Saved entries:
________________
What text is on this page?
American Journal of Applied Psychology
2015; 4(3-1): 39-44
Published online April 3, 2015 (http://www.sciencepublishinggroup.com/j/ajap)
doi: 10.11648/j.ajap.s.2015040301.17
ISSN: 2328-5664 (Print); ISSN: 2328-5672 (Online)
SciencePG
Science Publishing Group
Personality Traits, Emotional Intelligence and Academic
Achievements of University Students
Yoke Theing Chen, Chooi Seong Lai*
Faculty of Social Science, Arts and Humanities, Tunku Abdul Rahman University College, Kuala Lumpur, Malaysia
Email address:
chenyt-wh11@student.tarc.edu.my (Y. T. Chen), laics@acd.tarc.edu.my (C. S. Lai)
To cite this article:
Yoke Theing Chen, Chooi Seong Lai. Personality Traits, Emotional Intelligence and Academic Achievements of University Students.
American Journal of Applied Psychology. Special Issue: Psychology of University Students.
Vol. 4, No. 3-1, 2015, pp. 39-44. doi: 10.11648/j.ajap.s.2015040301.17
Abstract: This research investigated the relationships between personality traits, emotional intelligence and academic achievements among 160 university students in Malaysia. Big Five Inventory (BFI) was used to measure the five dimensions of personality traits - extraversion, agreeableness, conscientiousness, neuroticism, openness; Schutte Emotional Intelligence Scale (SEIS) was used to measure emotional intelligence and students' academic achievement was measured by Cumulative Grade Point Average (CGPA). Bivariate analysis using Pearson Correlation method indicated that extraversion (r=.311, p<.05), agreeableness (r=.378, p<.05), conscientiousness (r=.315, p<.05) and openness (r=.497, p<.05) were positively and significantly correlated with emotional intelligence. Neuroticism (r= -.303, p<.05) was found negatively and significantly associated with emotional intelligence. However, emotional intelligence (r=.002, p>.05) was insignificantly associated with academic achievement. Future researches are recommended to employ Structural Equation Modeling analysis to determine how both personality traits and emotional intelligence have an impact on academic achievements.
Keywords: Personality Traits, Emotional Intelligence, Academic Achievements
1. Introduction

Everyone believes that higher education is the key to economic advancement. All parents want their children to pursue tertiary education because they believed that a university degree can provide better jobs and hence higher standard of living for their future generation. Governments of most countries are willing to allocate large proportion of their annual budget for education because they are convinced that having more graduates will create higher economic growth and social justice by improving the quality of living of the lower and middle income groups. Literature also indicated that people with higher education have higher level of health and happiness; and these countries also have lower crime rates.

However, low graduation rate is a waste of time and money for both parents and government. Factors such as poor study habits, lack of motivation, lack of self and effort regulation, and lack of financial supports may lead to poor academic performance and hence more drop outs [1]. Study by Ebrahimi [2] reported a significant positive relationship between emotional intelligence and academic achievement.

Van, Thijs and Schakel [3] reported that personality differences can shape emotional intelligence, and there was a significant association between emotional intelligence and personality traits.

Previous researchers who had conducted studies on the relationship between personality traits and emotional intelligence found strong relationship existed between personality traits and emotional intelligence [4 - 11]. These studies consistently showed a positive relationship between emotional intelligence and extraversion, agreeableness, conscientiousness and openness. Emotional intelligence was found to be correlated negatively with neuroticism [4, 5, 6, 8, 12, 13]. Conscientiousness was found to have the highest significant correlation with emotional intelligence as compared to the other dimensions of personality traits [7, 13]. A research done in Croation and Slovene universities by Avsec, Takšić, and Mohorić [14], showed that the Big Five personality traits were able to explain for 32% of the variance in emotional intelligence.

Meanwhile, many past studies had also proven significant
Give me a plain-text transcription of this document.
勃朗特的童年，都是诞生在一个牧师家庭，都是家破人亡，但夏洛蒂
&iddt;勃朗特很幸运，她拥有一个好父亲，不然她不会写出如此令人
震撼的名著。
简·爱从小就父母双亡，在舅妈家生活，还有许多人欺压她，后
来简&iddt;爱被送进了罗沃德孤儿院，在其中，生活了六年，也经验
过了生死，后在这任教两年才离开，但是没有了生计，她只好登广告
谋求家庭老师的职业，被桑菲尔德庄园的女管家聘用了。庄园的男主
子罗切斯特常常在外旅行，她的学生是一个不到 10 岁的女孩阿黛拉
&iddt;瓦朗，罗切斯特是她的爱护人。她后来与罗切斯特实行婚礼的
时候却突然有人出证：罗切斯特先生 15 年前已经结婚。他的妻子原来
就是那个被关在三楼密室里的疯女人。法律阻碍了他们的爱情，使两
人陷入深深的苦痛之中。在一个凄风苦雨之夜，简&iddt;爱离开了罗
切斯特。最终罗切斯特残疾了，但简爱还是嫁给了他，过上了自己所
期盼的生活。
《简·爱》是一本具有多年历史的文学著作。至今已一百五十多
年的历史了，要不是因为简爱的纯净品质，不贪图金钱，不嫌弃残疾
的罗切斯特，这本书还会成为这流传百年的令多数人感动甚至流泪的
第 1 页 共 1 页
________________
#### EXERCISE
Say how many lines above contain the string "American". Answer with the number only.

#### TASK RESPONSE
2